_The problem_:
Gather every line from the entries below that includes "this".

Records contained in a dataset:
• • • •

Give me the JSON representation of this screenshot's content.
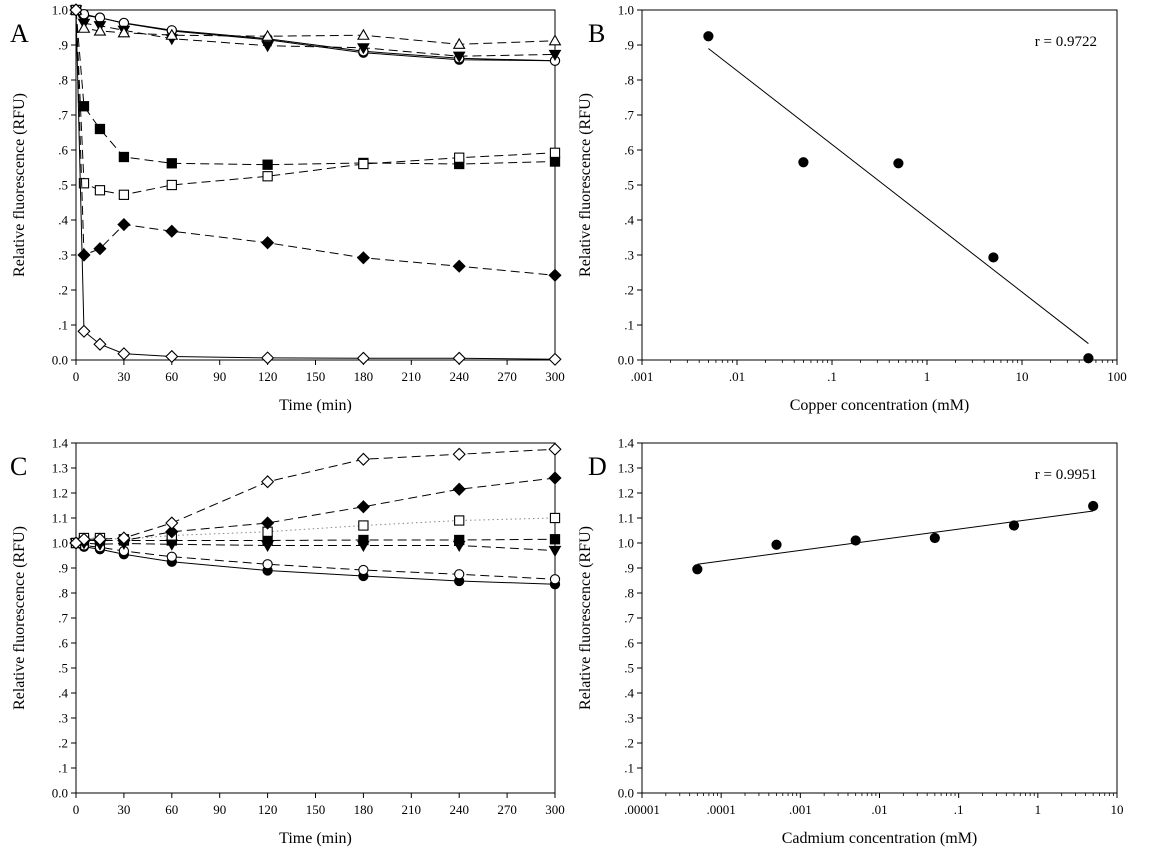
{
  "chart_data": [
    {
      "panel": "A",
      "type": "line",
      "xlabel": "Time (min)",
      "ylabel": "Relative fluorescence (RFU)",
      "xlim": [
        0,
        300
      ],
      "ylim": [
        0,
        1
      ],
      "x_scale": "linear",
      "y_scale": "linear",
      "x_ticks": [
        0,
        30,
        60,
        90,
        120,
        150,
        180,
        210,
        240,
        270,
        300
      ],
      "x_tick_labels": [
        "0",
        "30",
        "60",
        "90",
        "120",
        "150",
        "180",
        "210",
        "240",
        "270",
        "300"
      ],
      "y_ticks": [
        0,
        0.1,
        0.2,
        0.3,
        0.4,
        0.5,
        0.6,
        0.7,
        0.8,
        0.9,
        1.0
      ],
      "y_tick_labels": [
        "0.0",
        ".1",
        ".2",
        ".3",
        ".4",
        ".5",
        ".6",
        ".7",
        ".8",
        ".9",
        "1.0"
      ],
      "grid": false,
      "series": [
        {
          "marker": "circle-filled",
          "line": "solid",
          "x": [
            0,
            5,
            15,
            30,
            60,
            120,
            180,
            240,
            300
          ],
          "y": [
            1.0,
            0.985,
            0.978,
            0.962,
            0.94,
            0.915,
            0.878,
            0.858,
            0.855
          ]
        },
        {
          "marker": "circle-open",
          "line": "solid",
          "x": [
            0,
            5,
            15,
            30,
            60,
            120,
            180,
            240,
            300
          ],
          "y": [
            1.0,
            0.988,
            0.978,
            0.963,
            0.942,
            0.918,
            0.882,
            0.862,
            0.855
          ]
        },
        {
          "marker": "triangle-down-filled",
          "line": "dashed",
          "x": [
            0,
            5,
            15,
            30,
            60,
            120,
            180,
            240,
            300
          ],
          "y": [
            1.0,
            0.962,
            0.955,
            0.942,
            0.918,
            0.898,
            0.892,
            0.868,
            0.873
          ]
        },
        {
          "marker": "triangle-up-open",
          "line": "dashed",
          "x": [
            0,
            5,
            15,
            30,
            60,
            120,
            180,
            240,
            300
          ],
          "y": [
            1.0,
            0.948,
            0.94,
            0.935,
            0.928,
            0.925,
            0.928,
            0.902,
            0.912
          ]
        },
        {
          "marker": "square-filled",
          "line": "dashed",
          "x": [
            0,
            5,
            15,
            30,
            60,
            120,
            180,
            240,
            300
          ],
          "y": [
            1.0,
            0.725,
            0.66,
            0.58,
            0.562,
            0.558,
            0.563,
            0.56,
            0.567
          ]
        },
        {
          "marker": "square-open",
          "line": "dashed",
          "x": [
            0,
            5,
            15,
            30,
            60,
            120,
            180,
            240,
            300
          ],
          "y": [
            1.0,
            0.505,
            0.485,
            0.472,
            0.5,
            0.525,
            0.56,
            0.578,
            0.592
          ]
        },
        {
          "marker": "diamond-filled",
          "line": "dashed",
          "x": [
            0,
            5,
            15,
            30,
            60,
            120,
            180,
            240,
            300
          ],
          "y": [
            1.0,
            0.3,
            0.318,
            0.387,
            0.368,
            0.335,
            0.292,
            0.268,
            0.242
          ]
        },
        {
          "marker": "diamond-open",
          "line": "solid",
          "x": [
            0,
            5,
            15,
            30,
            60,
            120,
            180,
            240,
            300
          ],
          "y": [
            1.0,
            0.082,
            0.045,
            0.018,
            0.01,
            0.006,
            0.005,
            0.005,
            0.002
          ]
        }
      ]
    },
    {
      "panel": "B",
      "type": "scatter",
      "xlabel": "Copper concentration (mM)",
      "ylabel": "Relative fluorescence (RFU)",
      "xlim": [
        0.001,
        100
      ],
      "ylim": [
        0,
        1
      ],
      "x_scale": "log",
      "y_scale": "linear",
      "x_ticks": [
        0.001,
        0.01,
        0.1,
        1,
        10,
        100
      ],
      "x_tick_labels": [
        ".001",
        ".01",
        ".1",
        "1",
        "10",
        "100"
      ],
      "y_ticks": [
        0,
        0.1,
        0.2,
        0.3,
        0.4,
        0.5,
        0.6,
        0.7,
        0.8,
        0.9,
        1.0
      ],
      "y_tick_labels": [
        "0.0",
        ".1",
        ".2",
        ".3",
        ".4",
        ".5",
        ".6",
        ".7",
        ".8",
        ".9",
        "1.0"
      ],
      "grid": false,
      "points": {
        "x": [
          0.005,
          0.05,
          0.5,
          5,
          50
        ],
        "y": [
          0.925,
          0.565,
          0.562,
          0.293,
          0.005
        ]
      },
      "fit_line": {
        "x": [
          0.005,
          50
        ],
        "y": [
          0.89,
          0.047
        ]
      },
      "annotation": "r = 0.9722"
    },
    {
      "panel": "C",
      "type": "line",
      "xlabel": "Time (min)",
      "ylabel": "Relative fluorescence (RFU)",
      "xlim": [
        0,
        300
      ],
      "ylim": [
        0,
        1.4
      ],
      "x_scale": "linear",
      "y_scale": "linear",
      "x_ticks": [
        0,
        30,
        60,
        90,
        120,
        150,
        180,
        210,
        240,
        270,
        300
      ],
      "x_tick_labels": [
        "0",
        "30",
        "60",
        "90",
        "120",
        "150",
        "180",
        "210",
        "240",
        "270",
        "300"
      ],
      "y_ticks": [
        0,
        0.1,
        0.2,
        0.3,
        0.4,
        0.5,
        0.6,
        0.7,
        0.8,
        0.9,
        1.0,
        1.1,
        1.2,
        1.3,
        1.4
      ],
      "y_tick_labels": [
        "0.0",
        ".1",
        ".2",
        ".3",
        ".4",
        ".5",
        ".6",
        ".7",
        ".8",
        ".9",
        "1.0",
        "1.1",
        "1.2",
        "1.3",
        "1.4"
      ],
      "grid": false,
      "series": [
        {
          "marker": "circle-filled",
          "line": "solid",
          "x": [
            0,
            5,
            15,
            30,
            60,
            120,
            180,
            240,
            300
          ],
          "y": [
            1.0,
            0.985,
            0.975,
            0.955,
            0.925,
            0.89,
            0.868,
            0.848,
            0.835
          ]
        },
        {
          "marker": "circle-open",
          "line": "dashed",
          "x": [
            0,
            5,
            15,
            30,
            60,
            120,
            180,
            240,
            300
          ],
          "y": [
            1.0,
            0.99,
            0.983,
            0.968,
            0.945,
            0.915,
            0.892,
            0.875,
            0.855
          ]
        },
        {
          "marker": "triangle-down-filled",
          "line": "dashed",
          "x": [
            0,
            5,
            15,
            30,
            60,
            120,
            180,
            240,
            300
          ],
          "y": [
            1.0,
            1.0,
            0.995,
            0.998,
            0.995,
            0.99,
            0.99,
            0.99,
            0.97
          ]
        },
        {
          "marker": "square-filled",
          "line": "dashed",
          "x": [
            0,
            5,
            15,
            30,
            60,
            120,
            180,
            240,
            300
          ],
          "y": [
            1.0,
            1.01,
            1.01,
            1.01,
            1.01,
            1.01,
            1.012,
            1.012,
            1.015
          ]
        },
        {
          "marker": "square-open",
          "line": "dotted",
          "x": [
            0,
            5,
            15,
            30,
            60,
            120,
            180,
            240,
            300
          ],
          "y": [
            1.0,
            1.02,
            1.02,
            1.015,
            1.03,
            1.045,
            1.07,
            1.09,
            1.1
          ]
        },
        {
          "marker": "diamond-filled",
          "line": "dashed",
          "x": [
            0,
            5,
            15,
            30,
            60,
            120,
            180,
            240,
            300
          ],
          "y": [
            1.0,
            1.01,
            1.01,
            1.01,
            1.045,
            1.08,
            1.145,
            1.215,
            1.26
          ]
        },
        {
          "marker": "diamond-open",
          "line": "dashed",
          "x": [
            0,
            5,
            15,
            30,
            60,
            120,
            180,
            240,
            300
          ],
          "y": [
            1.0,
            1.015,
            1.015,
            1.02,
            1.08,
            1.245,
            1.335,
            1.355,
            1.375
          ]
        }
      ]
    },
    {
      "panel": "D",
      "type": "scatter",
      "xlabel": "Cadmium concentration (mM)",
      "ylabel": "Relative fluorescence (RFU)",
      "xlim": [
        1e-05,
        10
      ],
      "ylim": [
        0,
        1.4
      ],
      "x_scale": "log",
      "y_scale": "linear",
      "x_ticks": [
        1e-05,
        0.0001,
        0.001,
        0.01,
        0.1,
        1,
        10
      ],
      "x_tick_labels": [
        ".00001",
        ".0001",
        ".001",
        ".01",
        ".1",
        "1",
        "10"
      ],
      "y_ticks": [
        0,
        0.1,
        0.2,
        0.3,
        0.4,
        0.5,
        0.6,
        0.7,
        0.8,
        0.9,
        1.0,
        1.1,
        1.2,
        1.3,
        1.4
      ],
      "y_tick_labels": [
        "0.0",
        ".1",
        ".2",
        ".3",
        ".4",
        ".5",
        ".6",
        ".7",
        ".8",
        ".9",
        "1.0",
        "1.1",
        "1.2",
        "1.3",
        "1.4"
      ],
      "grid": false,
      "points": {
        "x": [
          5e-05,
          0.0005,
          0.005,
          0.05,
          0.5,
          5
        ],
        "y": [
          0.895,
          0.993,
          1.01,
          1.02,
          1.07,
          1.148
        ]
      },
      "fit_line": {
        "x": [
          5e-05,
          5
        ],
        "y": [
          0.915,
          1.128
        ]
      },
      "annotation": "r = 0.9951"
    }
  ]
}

• • • •

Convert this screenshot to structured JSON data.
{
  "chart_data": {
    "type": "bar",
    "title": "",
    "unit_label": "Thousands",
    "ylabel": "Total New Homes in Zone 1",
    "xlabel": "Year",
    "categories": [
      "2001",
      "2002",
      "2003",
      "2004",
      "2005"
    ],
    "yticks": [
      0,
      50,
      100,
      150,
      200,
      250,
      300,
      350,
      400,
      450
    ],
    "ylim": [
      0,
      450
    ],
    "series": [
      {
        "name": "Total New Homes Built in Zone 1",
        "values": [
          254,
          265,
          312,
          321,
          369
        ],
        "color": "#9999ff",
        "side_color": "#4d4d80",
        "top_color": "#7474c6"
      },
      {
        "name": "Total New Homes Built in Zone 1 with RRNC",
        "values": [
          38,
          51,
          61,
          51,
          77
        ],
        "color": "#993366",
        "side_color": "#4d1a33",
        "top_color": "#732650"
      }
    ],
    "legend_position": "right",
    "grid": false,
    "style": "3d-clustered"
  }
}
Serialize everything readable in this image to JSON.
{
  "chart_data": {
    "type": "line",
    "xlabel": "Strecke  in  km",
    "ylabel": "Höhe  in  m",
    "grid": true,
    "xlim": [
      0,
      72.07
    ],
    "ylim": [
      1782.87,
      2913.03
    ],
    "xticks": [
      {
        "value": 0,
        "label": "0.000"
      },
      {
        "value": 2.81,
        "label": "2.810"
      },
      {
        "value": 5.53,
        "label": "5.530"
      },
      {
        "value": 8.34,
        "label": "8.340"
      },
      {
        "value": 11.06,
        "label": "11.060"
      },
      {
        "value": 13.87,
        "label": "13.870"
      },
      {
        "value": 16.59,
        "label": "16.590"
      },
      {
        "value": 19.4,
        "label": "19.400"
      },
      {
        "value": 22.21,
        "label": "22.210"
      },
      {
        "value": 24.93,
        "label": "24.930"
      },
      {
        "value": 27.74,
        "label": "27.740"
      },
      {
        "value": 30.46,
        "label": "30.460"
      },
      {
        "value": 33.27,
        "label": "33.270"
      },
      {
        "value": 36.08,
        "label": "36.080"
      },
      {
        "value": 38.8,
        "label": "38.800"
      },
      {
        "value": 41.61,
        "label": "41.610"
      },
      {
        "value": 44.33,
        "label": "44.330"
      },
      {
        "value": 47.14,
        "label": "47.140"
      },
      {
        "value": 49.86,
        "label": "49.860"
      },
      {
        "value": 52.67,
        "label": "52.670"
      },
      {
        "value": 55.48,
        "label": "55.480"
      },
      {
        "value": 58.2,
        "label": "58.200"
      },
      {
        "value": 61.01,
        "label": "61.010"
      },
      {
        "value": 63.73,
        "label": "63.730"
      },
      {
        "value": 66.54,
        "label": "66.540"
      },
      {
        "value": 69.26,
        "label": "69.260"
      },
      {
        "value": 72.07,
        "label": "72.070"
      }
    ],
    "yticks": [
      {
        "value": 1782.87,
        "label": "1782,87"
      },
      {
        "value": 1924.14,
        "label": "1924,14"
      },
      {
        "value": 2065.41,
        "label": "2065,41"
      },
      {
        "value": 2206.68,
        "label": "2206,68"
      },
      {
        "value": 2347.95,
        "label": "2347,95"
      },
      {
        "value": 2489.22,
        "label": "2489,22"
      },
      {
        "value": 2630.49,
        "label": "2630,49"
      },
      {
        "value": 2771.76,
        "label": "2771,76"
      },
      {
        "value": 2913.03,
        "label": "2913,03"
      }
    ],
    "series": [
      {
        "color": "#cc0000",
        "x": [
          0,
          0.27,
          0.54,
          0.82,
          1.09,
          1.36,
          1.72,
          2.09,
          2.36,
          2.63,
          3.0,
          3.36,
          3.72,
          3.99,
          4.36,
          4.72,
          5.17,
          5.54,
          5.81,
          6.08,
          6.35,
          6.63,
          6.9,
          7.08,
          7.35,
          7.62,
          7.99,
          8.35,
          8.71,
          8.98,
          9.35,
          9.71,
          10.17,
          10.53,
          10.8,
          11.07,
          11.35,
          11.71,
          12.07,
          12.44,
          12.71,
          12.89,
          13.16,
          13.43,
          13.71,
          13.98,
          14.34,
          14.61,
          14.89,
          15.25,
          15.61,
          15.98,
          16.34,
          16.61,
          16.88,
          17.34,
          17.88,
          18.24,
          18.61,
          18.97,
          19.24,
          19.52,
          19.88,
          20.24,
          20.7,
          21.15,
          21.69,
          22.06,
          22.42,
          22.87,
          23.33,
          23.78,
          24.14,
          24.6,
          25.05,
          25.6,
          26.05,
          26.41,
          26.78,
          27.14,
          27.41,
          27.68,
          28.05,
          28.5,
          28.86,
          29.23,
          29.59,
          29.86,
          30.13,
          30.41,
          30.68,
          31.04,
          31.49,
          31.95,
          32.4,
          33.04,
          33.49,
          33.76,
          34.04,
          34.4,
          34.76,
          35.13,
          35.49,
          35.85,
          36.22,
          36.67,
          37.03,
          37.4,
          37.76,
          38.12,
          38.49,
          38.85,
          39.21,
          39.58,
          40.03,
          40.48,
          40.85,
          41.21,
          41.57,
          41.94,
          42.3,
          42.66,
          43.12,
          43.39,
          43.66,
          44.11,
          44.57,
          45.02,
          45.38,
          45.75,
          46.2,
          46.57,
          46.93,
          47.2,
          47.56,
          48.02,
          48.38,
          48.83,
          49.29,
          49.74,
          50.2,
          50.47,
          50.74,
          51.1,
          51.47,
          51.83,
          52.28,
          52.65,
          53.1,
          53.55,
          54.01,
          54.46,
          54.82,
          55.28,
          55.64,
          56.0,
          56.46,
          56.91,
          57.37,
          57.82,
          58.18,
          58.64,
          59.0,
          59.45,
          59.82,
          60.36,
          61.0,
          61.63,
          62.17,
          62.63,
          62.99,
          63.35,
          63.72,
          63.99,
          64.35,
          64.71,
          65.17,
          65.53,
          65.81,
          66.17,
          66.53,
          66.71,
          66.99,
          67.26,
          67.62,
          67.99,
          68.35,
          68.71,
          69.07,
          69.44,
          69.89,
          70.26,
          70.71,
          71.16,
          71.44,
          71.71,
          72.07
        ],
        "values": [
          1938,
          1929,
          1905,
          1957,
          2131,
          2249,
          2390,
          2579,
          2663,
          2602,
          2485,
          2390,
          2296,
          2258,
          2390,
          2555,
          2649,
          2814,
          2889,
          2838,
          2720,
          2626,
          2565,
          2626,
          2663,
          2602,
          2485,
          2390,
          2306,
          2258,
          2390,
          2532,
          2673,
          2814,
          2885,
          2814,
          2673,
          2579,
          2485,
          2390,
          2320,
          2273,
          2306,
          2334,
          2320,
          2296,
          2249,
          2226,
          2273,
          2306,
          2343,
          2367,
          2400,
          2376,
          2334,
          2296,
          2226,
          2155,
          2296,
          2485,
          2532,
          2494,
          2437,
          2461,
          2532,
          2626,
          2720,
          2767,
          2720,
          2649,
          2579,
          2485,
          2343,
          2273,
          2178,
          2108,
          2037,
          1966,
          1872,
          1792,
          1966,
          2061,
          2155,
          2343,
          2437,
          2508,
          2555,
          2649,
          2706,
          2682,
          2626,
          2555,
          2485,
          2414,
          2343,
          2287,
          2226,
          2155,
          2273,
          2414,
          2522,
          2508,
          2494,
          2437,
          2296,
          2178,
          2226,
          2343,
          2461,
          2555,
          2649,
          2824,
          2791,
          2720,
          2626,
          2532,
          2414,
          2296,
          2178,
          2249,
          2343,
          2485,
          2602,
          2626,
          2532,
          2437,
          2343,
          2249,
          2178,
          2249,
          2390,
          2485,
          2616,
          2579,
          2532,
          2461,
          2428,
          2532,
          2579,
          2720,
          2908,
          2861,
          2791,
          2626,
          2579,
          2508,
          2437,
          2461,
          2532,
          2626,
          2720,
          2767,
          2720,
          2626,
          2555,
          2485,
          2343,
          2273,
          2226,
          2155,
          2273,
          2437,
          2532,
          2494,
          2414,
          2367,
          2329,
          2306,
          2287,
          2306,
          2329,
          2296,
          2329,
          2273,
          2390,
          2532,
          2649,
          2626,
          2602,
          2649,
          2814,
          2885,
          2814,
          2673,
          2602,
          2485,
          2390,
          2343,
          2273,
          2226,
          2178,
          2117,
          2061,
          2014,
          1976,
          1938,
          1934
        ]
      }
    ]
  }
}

• • • •

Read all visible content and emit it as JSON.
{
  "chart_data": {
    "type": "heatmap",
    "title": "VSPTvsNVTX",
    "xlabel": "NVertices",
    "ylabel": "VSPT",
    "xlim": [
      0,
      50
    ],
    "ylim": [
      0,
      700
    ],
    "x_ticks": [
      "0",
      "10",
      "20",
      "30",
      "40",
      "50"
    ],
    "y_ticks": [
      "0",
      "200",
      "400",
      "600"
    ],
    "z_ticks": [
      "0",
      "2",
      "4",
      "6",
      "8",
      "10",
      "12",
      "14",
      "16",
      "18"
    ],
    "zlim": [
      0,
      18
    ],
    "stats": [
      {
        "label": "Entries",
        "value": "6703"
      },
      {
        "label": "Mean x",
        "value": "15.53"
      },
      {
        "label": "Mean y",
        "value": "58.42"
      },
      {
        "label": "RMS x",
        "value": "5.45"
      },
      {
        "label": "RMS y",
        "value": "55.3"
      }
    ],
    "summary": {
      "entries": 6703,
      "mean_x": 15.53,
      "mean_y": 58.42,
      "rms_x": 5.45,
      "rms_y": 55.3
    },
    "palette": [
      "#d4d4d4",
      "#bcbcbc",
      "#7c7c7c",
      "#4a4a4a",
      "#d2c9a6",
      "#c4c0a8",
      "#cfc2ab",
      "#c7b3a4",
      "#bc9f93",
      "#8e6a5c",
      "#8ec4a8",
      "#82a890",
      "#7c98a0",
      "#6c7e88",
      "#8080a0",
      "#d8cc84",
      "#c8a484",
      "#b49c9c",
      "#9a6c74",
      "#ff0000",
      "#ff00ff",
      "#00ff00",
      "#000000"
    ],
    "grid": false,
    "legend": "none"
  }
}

• • • •

_Correct output_:
Give me the JSON representation of this screenshot's content.
Convert this screenshot to structured JSON data.
Serialize everything readable in this image to JSON.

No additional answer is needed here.